TASK OBJECTIVE: For the material that follows, list every line containing the word "ylabel".

Rows from a figure dataset:
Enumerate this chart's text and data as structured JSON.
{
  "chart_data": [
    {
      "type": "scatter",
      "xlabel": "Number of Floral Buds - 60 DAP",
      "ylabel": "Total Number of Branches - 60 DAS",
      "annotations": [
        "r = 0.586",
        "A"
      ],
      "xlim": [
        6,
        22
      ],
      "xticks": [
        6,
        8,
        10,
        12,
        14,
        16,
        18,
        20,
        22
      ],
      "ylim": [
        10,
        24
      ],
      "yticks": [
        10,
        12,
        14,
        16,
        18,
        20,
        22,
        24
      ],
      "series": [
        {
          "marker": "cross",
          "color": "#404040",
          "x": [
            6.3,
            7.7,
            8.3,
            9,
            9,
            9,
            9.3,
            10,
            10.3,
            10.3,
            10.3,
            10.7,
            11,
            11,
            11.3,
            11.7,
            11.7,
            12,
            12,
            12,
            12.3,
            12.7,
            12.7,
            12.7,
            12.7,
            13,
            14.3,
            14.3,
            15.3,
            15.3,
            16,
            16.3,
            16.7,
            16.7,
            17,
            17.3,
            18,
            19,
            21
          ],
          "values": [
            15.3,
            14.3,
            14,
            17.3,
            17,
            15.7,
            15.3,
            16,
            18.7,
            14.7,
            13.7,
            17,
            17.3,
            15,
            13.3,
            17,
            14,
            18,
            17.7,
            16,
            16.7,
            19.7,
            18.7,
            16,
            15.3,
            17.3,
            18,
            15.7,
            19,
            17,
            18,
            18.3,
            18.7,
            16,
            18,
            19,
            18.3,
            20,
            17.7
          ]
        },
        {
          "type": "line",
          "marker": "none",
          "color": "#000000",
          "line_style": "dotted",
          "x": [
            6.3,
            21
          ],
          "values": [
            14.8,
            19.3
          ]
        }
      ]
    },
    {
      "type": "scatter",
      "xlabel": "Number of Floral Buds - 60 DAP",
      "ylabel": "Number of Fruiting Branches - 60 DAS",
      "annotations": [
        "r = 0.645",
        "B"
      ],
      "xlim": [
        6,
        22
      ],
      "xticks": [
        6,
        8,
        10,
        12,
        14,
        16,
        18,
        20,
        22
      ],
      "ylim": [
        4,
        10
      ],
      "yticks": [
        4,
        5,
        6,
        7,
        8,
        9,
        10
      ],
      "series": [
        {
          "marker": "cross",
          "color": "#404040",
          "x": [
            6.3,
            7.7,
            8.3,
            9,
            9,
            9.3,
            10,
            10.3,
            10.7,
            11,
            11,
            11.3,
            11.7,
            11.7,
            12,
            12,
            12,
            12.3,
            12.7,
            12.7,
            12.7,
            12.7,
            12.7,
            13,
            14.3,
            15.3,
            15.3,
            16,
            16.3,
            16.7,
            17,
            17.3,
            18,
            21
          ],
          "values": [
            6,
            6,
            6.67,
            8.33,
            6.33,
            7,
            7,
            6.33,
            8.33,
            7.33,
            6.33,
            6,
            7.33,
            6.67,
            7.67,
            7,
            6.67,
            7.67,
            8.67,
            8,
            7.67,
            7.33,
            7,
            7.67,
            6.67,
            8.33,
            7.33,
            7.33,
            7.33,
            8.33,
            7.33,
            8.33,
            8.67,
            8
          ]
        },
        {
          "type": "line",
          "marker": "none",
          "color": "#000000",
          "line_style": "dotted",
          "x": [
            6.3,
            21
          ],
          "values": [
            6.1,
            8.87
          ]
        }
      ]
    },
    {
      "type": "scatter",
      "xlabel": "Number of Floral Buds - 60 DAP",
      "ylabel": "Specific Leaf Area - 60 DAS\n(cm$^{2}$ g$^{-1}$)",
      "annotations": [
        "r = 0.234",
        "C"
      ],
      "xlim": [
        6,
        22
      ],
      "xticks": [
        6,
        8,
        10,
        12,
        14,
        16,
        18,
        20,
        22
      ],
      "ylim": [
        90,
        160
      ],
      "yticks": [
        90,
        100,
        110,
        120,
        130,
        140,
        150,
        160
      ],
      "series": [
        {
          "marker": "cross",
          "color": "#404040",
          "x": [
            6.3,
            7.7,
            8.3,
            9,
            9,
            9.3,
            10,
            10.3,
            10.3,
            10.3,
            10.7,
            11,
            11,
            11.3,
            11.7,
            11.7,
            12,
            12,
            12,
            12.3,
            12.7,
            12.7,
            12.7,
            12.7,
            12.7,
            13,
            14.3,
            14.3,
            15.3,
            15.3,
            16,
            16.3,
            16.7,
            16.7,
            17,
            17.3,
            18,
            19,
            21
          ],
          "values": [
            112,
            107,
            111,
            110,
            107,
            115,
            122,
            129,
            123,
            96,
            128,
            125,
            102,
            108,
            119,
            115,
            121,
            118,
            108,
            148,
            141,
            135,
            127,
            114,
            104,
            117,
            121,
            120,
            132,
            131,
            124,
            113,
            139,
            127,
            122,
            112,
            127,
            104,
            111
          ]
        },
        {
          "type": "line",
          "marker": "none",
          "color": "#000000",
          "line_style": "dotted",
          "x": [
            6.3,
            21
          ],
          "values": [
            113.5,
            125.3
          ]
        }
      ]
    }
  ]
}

EXERCISE ANSWER:
      "ylabel": "Total Number of Branches - 60 DAS",
      "ylabel": "Number of Fruiting Branches - 60 DAS",
      "ylabel": "Specific Leaf Area - 60 DAS\n(cm$^{2}$ g$^{-1}$)",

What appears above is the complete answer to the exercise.